Give back the records below exactly, every one, with no pictures.
[start Supplied data]
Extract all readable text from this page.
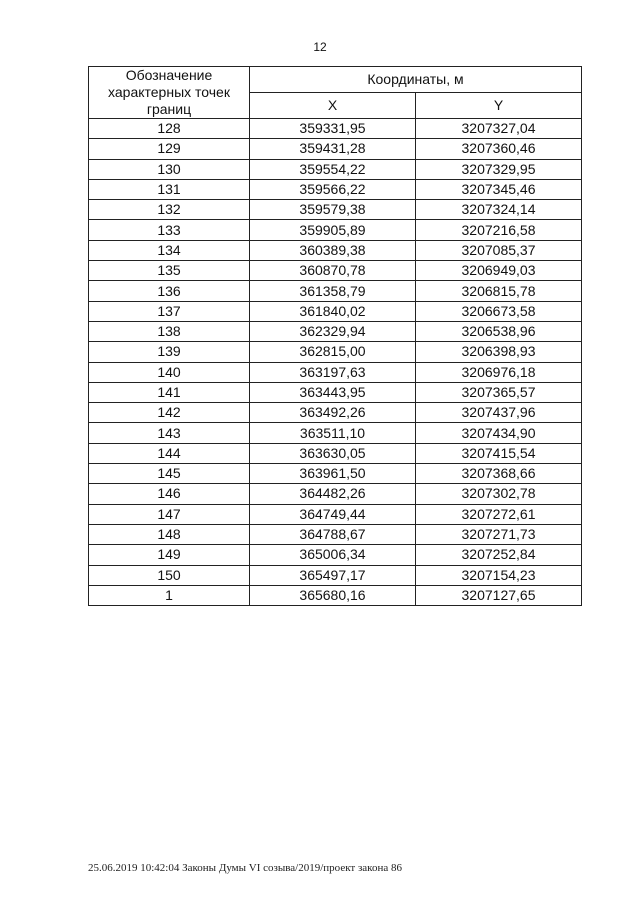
12
Обозначение характерных точек границ	Координаты, м	
	X	Y
128	359331,95	3207327,04
129	359431,28	3207360,46
130	359554,22	3207329,95
131	359566,22	3207345,46
132	359579,38	3207324,14
133	359905,89	3207216,58
134	360389,38	3207085,37
135	360870,78	3206949,03
136	361358,79	3206815,78
137	361840,02	3206673,58
138	362329,94	3206538,96
139	362815,00	3206398,93
140	363197,63	3206976,18
141	363443,95	3207365,57
142	363492,26	3207437,96
143	363511,10	3207434,90
144	363630,05	3207415,54
145	363961,50	3207368,66
146	364482,26	3207302,78
147	364749,44	3207272,61
148	364788,67	3207271,73
149	365006,34	3207252,84
150	365497,17	3207154,23
1	365680,16	3207127,65
25.06.2019 10:42:04 Законы Думы VI созыва/2019/проект закона 86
[end Supplied data]
Result
Extract all readable text from this page.
12
Обозначение характерных точек границ	Координаты, м	
	X	Y
128	359331,95	3207327,04
129	359431,28	3207360,46
130	359554,22	3207329,95
131	359566,22	3207345,46
132	359579,38	3207324,14
133	359905,89	3207216,58
134	360389,38	3207085,37
135	360870,78	3206949,03
136	361358,79	3206815,78
137	361840,02	3206673,58
138	362329,94	3206538,96
139	362815,00	3206398,93
140	363197,63	3206976,18
141	363443,95	3207365,57
142	363492,26	3207437,96
143	363511,10	3207434,90
144	363630,05	3207415,54
145	363961,50	3207368,66
146	364482,26	3207302,78
147	364749,44	3207272,61
148	364788,67	3207271,73
149	365006,34	3207252,84
150	365497,17	3207154,23
1	365680,16	3207127,65
25.06.2019 10:42:04 Законы Думы VI созыва/2019/проект закона 86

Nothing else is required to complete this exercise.